El pasado 17 de julio de 2026, la detención de Jesús Plácido Galindo —promotor e integrante del Consejo Indígena y Popular de Guerrero Emiliano Zapata (CIPOG-EZ)— marcó un punto crítico en la escalada de criminalización contra los movimientos sociales y comunitarios en la región de la Montaña baja y la Costa Chica de Guerrero. Galindo fue interceptado en un retén militar y policial cuando se trasladaba a Acapulco para atender una supuesta convocatoria de diálogo institucional emitida por la subsecretaría de Desarrollo Político y Social del estado.
Lejos de garantizar la seguridad de quien contaba con medidas cautelares del Mecanismo de Protección para Personas Defensoras de Derechos Humanos y Periodistas desde enero de 2021, las instituciones estatales participaron en un operativo desproporcionado donde se destruyó su botón de pánico. Tras permanecer incomunicado y en desaparición de facto durante más de 30 horas, el defensor fue trasladado de manera irregular en helicóptero al Centro Federal de Readaptación Social (Cefereso) número 1 «Altiplano», en el Estado de México.

▶ _Tarea_
Prosigue el texto sobre la detención de Jesús Plácido Galindo a partir de su última oración.

▶ _Datos proporcionados_
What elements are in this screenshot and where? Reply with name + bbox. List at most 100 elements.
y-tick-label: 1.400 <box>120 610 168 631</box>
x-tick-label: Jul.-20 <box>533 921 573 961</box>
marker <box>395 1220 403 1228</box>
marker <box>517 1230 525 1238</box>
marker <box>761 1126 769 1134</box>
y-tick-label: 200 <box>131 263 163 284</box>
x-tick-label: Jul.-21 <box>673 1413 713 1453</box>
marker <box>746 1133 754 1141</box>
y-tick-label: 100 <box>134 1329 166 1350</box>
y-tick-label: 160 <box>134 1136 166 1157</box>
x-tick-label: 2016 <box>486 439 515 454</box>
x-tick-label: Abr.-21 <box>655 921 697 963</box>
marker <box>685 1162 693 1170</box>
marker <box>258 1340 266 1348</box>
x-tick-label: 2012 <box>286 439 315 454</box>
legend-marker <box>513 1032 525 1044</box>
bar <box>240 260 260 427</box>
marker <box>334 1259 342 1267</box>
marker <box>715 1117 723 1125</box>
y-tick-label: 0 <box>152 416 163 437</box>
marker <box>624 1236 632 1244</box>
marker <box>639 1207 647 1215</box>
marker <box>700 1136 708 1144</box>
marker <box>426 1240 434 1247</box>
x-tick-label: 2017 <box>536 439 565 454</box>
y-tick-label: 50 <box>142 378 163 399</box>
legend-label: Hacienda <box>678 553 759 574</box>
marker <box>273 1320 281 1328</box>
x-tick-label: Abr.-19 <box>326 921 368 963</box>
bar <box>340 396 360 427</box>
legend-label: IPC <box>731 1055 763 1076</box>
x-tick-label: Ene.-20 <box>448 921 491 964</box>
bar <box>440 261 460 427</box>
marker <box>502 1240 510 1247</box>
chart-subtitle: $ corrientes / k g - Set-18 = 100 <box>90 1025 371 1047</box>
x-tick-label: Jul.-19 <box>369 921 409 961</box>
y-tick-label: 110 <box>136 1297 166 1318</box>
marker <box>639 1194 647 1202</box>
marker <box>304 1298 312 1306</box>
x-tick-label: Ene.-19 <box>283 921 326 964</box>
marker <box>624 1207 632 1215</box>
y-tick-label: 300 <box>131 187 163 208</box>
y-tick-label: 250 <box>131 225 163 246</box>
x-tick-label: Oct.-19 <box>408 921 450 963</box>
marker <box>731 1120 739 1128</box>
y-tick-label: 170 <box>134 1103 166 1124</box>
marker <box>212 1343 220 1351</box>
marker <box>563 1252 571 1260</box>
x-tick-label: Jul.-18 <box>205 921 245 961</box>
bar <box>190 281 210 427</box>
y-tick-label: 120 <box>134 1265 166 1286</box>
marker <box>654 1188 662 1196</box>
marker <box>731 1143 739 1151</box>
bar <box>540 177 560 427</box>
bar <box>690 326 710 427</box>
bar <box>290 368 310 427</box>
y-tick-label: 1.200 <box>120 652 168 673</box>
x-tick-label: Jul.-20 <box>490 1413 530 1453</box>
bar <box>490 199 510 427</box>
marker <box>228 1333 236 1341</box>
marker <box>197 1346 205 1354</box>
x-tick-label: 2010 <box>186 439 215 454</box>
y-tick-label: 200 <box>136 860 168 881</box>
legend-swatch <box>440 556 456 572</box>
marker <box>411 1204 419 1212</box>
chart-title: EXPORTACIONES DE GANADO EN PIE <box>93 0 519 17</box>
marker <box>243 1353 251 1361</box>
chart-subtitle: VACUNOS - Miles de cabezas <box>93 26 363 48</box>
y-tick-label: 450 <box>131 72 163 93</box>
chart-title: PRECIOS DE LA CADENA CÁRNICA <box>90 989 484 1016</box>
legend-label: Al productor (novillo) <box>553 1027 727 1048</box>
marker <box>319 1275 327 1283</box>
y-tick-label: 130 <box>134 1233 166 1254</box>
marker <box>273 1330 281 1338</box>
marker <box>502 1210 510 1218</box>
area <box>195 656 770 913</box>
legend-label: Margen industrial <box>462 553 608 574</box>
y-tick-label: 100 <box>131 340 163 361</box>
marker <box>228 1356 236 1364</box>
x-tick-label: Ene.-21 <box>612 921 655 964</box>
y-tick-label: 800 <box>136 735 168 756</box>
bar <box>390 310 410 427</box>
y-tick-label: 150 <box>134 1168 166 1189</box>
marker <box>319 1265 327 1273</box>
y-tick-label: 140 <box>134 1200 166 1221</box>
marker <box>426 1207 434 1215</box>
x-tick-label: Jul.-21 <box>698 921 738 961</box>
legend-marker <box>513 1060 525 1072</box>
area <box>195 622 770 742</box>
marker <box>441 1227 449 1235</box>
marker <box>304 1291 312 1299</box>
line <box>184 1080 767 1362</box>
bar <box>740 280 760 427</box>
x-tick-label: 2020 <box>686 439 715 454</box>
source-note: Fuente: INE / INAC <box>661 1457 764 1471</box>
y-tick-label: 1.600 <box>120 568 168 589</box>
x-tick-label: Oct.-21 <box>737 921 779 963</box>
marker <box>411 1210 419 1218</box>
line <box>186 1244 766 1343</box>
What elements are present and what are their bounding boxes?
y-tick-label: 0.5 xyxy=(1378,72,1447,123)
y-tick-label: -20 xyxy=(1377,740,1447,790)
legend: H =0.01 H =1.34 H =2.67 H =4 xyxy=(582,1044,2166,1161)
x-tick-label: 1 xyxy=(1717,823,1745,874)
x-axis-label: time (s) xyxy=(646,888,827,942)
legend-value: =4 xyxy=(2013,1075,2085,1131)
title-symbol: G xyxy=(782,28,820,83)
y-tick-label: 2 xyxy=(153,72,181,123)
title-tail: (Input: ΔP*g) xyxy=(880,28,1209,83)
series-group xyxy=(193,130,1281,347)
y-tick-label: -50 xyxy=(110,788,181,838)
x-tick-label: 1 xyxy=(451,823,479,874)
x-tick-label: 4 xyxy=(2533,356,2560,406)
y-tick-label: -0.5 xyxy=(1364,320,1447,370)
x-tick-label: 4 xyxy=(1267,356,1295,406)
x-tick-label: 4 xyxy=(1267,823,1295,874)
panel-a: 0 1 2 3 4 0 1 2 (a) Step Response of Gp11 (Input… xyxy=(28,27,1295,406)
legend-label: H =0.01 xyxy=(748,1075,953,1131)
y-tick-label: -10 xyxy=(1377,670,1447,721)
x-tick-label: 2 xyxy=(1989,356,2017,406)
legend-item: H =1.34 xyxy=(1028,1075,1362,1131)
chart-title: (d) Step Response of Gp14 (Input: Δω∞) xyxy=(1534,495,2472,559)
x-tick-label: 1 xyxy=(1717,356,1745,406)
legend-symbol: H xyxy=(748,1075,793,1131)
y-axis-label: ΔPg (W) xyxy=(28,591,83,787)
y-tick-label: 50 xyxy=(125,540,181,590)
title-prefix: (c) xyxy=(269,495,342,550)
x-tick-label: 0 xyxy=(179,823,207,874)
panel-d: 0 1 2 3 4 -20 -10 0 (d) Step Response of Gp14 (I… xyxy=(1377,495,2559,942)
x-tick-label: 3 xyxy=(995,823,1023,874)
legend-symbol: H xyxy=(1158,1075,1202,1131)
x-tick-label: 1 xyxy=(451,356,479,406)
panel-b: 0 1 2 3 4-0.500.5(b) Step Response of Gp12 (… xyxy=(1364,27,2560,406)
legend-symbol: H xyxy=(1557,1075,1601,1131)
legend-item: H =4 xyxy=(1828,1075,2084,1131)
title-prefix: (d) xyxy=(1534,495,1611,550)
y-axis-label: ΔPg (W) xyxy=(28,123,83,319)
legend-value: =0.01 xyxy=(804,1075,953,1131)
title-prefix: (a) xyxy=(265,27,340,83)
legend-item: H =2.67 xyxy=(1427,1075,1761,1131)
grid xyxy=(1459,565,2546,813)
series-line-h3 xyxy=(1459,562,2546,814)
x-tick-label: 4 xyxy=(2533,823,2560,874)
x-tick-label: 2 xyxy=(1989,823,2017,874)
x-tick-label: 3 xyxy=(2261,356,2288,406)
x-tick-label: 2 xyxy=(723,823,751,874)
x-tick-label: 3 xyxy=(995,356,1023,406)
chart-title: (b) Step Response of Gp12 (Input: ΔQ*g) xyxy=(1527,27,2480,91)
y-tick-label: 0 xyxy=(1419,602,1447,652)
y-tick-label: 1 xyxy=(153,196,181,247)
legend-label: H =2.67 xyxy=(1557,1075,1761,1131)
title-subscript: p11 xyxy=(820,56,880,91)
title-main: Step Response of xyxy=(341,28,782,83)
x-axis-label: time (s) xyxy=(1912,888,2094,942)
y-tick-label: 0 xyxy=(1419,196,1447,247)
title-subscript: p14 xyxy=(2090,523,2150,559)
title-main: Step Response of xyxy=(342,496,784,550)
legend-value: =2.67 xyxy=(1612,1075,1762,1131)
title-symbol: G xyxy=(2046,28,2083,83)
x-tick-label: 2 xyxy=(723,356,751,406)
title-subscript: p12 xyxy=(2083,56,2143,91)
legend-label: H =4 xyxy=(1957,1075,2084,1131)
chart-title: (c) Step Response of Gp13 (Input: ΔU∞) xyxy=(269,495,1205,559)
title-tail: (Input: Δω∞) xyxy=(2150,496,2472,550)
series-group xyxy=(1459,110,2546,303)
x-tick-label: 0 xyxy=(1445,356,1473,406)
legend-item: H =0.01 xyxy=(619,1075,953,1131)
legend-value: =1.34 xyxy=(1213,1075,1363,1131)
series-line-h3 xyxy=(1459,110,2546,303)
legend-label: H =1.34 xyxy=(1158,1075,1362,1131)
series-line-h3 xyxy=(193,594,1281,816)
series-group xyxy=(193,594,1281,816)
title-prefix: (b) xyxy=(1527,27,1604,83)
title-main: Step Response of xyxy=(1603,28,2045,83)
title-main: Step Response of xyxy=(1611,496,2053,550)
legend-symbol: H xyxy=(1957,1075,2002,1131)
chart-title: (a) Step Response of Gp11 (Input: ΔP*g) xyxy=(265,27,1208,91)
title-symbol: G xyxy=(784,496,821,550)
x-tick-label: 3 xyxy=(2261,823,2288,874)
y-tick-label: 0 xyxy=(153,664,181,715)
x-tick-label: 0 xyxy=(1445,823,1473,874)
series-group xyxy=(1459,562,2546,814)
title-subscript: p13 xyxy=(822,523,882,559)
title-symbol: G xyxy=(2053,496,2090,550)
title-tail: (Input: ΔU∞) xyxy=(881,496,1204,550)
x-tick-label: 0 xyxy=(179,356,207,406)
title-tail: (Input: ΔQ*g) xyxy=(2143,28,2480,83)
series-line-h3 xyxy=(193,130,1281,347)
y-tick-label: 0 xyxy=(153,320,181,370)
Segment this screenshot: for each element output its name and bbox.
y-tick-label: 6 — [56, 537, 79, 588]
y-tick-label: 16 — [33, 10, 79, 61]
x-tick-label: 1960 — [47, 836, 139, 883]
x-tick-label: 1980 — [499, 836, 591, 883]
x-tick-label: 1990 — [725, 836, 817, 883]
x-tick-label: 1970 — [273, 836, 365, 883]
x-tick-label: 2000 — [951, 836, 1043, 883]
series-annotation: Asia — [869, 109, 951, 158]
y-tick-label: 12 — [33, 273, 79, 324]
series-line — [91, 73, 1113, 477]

▶ _Resultado_
Especialistas en derecho penal han señalado la gravedad de recluir en un penal de máxima seguridad a un activista acusado de delitos del fuero común, desvinculándolo por completo de su entorno, su familia y una defensa legal adecuada.
La persecución contra Jesús Plácido Galindo no constituye un hecho aislado, sino la consecuencia directa de la labor de resistencia que el CIPOG-EZ ha mantenido frente a la operación del grupo narcoparamilitar conocido como «Los Ardillos». Informes documentados por el Centro de Derechos Humanos La Chinantla de la Montaña y diversas organizaciones sociales señalan que este grupo delictivo opera bajo redes de protección institucional y política en la región.
La situación se agravó de manera notable en mayo de 2026, en el marco del desplazamiento forzado de comunidades como Tlaquiltepec, Acaxochitlán y Alcosacán. En ese periodo, Plácido Galindo denunció públicamente que funcionarios estatales habrían sostenido reuniones con líderes de la citada organización criminal para negociar territorios previamente despojados a los pueblos originarios. Como respuesta a estas denuncias y a la defensa histórica de la tierra, el agua y la autonomía comunitaria, el proceso organizativo ha contabilizado más de 80 asesinatos y decenas de desapariciones de habitantes vinculados a la defensa comunitaria, consolidando un entorno de hostigamiento donde la protesta social es tratada como delincuencia.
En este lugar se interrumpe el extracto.